_Given problem_
Every entry must be copied word for word.

_Provided information_
>>>

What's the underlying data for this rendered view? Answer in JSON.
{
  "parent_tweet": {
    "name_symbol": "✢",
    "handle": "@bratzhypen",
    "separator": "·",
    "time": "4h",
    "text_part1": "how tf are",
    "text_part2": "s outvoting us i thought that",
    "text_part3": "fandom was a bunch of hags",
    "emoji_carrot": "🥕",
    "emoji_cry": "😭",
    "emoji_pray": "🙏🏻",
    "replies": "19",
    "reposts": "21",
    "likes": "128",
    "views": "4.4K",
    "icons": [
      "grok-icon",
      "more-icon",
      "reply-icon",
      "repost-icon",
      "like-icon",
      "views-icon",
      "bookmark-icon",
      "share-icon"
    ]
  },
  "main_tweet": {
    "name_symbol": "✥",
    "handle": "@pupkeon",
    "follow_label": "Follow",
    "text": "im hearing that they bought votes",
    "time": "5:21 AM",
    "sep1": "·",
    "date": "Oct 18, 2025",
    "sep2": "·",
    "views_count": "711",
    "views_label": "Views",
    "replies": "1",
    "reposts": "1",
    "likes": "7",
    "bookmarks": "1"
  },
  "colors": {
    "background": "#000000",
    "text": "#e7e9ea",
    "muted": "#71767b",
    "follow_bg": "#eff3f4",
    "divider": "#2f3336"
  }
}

<<<

_Response to the exercise_
What's the underlying data for this rendered view? Answer in JSON.
{
  "parent_tweet": {
    "name_symbol": "✢",
    "handle": "@bratzhypen",
    "separator": "·",
    "time": "4h",
    "text_part1": "how tf are",
    "text_part2": "s outvoting us i thought that",
    "text_part3": "fandom was a bunch of hags",
    "emoji_carrot": "🥕",
    "emoji_cry": "😭",
    "emoji_pray": "🙏🏻",
    "replies": "19",
    "reposts": "21",
    "likes": "128",
    "views": "4.4K",
    "icons": [
      "grok-icon",
      "more-icon",
      "reply-icon",
      "repost-icon",
      "like-icon",
      "views-icon",
      "bookmark-icon",
      "share-icon"
    ]
  },
  "main_tweet": {
    "name_symbol": "✥",
    "handle": "@pupkeon",
    "follow_label": "Follow",
    "text": "im hearing that they bought votes",
    "time": "5:21 AM",
    "sep1": "·",
    "date": "Oct 18, 2025",
    "sep2": "·",
    "views_count": "711",
    "views_label": "Views",
    "replies": "1",
    "reposts": "1",
    "likes": "7",
    "bookmarks": "1"
  },
  "colors": {
    "background": "#000000",
    "text": "#e7e9ea",
    "muted": "#71767b",
    "follow_bg": "#eff3f4",
    "divider": "#2f3336"
  }
}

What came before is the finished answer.